Given data:
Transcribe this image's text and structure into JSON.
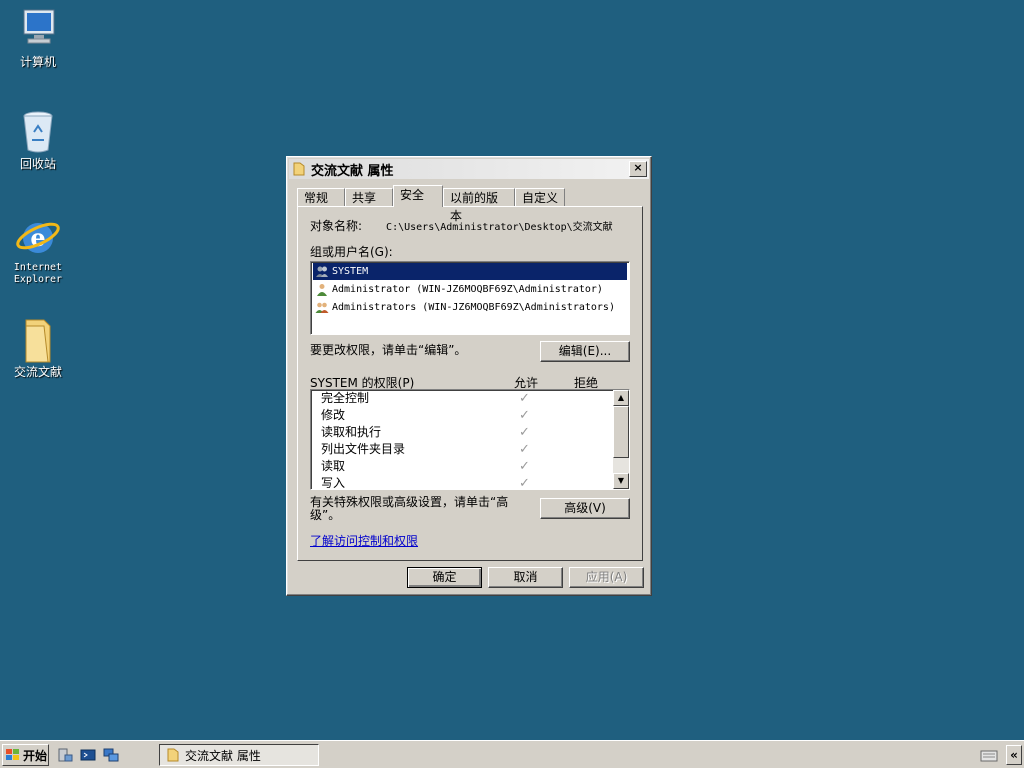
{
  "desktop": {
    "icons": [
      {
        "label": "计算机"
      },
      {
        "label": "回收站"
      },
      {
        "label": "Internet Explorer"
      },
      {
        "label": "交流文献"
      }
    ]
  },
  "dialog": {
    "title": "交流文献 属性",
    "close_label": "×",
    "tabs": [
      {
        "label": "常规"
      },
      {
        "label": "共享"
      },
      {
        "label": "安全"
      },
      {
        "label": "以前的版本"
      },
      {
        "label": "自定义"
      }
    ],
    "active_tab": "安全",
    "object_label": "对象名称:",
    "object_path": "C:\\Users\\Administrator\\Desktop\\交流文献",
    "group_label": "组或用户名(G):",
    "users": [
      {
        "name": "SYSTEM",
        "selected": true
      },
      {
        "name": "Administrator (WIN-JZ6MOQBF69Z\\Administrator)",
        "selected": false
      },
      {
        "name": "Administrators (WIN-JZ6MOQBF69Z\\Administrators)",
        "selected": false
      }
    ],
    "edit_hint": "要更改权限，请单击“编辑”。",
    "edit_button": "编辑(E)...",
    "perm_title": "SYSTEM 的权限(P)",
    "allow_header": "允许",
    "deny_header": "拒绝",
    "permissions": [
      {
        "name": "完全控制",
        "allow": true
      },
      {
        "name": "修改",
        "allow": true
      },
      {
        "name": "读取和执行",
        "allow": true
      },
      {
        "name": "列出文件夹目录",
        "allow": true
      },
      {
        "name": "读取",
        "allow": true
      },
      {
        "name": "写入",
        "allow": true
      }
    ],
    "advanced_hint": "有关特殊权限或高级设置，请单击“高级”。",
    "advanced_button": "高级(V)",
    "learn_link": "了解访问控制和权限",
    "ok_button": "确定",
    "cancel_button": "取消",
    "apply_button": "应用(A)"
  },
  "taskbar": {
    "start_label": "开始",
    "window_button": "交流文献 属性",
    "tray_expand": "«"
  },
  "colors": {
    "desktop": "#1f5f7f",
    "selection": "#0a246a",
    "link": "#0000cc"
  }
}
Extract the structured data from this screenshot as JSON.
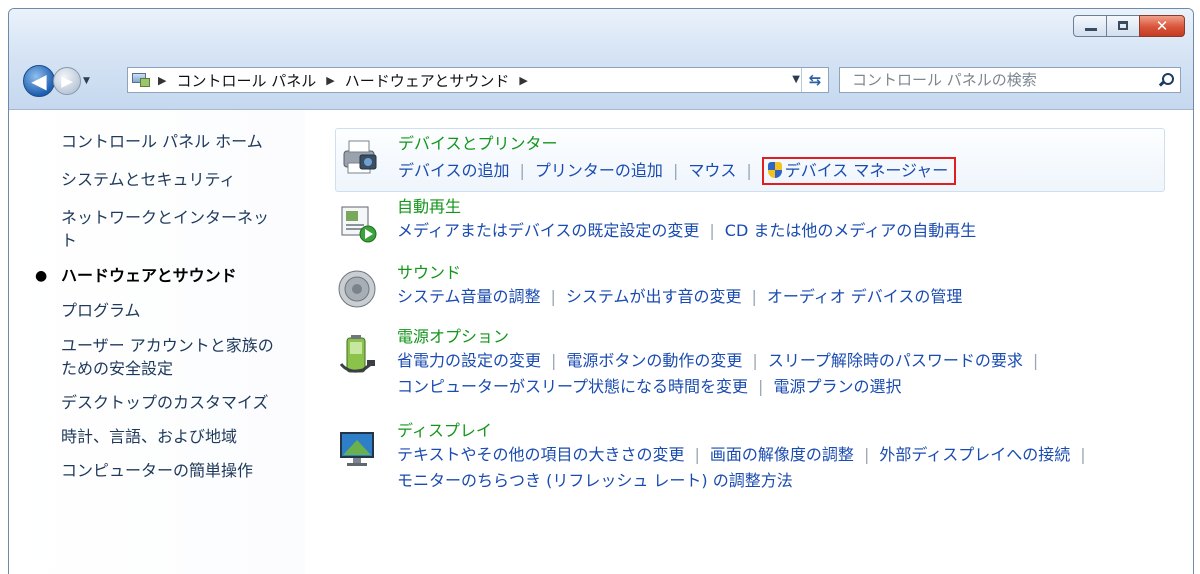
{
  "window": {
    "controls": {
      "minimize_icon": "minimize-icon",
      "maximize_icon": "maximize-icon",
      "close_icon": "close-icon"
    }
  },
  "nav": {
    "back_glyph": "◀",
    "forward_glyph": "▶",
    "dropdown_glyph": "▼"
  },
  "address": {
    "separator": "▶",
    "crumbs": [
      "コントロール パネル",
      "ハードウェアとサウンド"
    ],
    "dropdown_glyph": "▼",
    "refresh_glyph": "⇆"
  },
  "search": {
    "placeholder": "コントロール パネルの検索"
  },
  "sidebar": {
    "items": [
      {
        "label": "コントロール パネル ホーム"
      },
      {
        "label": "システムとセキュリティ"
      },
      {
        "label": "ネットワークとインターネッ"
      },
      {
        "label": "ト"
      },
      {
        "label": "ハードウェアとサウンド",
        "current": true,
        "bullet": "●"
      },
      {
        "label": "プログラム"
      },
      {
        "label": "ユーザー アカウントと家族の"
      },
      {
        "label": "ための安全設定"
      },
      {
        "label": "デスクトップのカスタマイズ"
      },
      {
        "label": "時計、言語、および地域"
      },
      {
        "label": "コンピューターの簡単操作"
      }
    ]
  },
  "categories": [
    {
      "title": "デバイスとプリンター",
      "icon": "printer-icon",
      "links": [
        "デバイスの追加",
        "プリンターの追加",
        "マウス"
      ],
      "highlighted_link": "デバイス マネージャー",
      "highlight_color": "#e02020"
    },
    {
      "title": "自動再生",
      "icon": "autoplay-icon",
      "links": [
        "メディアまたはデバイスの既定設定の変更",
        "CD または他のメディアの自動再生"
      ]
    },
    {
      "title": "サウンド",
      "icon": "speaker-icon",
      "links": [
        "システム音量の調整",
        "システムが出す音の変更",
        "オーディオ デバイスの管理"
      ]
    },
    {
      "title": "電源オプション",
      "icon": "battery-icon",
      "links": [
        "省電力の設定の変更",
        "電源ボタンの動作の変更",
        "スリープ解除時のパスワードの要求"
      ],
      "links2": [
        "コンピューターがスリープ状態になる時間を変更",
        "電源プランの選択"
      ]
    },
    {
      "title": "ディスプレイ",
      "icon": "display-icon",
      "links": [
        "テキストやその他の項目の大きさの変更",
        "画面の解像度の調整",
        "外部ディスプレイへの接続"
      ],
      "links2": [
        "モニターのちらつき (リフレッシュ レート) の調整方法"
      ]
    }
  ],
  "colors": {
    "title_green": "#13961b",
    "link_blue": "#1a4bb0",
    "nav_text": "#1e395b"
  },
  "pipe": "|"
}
...
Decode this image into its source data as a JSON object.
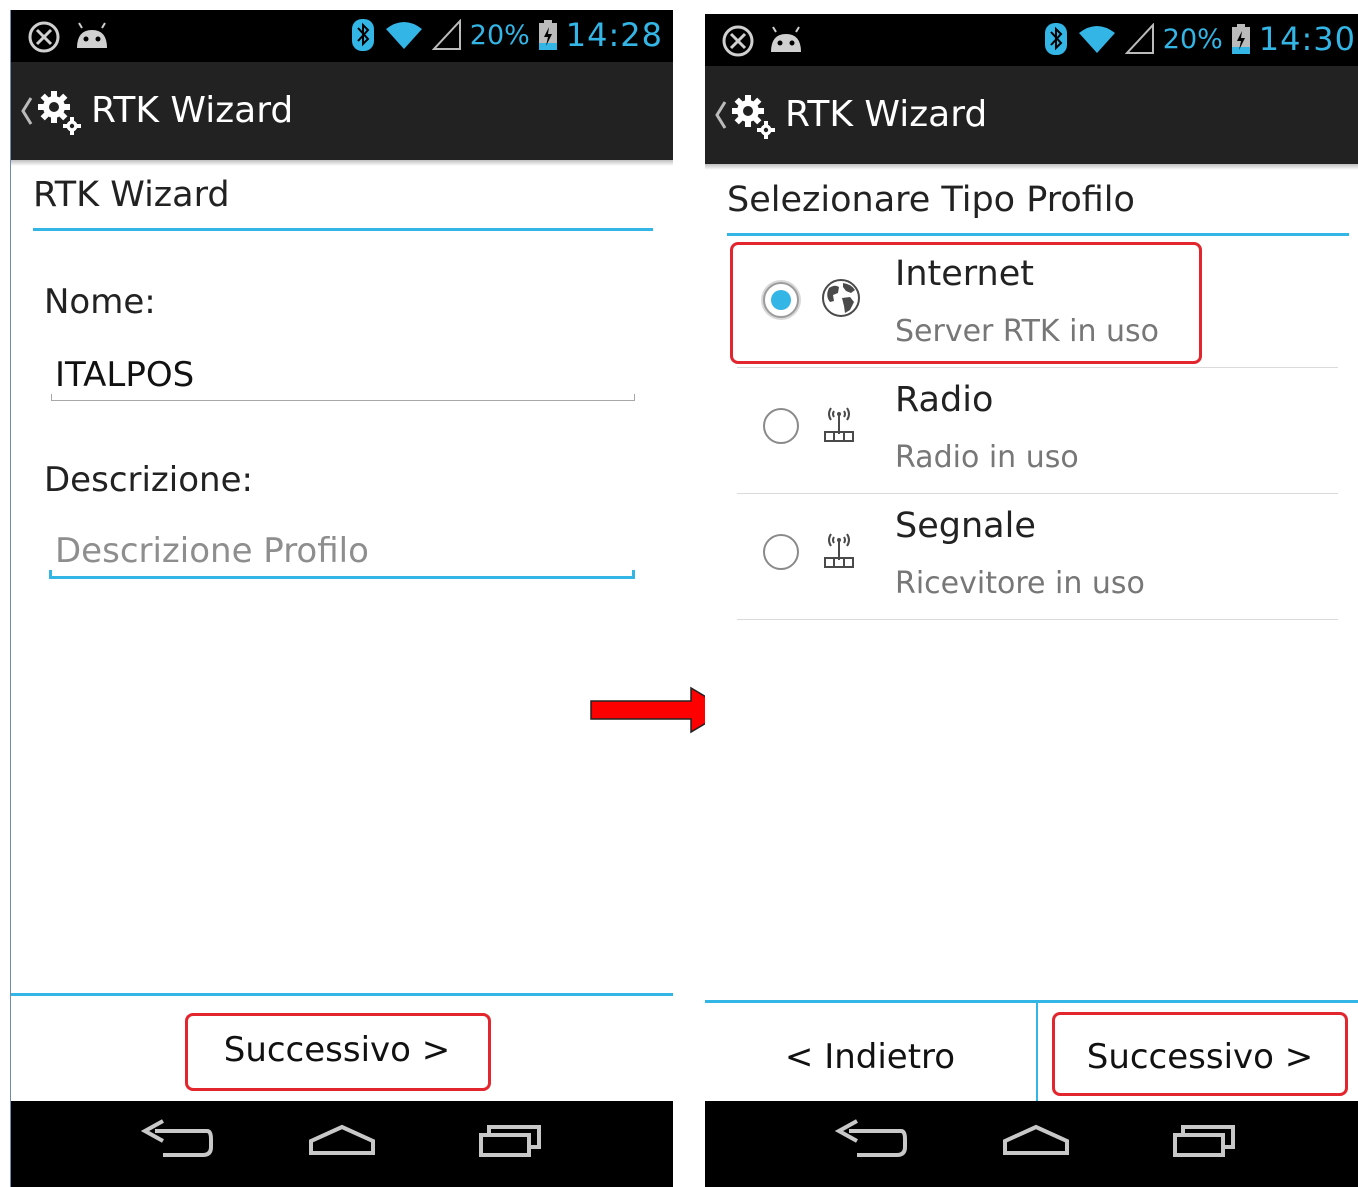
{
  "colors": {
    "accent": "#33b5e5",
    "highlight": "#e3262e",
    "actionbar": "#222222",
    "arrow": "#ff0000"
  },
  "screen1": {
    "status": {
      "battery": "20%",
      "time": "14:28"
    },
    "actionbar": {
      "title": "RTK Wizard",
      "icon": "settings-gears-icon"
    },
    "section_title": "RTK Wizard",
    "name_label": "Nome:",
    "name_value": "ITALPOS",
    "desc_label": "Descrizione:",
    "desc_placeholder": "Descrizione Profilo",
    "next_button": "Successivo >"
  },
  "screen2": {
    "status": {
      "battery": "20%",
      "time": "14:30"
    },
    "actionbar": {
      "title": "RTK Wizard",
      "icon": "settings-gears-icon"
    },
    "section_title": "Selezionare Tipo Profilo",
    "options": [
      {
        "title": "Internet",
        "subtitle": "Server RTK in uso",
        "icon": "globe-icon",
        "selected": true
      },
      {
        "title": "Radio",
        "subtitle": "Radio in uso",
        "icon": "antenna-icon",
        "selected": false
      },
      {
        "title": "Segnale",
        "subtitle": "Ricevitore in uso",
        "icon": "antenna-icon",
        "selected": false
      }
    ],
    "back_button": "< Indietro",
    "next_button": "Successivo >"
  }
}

What to do: All lines above containing the string "交流文献" are to be collected.

Solution to this task:
        "label": "交流文献"
    "title": "交流文献 属性",
    "object_path": "C:\\Users\\Administrator\\Desktop\\交流文献",
    "window_button": "交流文献 属性",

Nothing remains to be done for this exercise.